■ GIVEN INSTRUCTION ■
Below are the records; locate each line with the word "screenshot" and copy it.

■ EXERCISE MATERIALS ■
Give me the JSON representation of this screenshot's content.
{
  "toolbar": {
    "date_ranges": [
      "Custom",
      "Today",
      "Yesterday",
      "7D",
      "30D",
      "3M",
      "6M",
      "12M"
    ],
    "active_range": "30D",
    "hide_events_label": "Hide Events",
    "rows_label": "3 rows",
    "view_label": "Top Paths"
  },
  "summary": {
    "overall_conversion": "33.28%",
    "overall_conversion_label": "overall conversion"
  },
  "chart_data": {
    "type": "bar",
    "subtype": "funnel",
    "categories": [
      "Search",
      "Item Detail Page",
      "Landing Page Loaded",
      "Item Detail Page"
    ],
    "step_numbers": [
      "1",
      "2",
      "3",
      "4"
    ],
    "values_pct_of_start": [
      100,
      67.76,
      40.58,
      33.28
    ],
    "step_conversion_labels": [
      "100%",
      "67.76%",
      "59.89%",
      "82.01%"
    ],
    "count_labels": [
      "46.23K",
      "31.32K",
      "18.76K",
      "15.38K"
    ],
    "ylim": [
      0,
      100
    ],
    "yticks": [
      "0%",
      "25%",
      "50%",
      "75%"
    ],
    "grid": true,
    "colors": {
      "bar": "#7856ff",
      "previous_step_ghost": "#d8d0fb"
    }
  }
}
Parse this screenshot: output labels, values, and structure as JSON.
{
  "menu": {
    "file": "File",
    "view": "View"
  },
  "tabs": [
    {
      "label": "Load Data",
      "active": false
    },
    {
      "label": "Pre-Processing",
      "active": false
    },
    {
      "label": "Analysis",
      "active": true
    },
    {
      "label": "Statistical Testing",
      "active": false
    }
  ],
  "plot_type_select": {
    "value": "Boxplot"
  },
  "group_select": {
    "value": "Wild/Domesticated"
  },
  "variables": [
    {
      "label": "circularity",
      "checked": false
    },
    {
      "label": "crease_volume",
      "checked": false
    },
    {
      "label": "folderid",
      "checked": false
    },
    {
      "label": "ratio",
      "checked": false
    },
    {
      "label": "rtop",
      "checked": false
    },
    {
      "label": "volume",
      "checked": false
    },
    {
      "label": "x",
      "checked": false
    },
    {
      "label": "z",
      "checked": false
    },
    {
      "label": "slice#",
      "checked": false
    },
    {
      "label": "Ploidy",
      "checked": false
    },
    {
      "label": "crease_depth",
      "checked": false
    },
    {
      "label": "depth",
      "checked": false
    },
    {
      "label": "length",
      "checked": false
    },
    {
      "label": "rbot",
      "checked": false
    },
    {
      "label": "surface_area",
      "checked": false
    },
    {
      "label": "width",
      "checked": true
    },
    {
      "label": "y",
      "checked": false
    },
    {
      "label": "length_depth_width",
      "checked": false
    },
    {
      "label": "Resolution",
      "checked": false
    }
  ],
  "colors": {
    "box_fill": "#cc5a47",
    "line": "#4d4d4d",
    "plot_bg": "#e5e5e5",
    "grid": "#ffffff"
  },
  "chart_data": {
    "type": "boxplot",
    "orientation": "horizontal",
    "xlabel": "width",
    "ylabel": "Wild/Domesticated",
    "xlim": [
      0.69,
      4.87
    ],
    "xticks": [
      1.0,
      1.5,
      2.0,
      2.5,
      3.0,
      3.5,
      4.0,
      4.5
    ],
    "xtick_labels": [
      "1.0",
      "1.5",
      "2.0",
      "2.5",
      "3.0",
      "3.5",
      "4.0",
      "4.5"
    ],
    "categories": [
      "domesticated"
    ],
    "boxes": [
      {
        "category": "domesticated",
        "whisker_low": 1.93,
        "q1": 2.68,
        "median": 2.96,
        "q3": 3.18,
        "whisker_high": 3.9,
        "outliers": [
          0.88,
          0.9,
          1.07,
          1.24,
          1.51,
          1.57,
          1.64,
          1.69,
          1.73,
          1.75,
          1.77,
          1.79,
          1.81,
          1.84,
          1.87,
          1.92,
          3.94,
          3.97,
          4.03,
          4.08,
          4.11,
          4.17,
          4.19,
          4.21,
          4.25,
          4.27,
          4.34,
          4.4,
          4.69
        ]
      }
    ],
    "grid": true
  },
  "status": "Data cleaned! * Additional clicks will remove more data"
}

■ SOLUTION TO THIS TASK ■
Give me the JSON representation of this screenshot's content.
Parse this screenshot: output labels, values, and structure as JSON.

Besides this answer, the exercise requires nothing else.